======== Provided data
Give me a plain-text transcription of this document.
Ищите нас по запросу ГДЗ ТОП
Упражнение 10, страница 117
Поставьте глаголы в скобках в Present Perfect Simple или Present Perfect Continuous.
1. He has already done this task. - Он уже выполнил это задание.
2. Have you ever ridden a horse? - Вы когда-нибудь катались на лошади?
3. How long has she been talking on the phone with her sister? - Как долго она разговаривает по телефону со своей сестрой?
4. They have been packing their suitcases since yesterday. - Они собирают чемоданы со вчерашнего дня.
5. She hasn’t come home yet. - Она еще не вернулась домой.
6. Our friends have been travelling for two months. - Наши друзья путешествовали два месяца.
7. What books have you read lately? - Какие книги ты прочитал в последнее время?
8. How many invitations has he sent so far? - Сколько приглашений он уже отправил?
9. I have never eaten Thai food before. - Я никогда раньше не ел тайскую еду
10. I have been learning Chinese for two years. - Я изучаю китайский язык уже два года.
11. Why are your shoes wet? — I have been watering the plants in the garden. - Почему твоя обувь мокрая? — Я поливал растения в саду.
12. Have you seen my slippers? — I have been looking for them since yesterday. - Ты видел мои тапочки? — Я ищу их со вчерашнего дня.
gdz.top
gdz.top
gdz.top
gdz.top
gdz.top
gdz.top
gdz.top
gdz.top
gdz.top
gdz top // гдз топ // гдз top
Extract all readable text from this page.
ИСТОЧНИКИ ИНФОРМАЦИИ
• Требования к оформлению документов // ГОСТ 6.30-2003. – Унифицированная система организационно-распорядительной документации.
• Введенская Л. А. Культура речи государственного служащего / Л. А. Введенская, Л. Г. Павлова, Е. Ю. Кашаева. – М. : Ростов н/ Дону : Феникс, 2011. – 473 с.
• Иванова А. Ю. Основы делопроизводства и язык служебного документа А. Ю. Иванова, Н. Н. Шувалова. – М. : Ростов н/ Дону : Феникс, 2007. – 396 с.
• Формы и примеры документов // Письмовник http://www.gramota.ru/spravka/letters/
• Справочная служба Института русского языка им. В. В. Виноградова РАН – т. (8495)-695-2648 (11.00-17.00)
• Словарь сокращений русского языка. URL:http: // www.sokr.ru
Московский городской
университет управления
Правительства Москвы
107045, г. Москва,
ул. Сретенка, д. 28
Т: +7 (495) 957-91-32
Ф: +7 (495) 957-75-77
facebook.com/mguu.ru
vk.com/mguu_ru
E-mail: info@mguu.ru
================
Work instructions =
Transcribe only the trailing portion of the entries above: the line that contains "Extract all readable text from this page." and each line after it.

Correct output =
Extract all readable text from this page.
ИСТОЧНИКИ ИНФОРМАЦИИ
• Требования к оформлению документов // ГОСТ 6.30-2003. – Унифицированная система организационно-распорядительной документации.
• Введенская Л. А. Культура речи государственного служащего / Л. А. Введенская, Л. Г. Павлова, Е. Ю. Кашаева. – М. : Ростов н/ Дону : Феникс, 2011. – 473 с.
• Иванова А. Ю. Основы делопроизводства и язык служебного документа А. Ю. Иванова, Н. Н. Шувалова. – М. : Ростов н/ Дону : Феникс, 2007. – 396 с.
• Формы и примеры документов // Письмовник http://www.gramota.ru/spravka/letters/
• Справочная служба Института русского языка им. В. В. Виноградова РАН – т. (8495)-695-2648 (11.00-17.00)
• Словарь сокращений русского языка. URL:http: // www.sokr.ru
Московский городской
университет управления
Правительства Москвы
107045, г. Москва,
ул. Сретенка, д. 28
Т: +7 (495) 957-91-32
Ф: +7 (495) 957-75-77
facebook.com/mguu.ru
vk.com/mguu_ru
E-mail: info@mguu.ru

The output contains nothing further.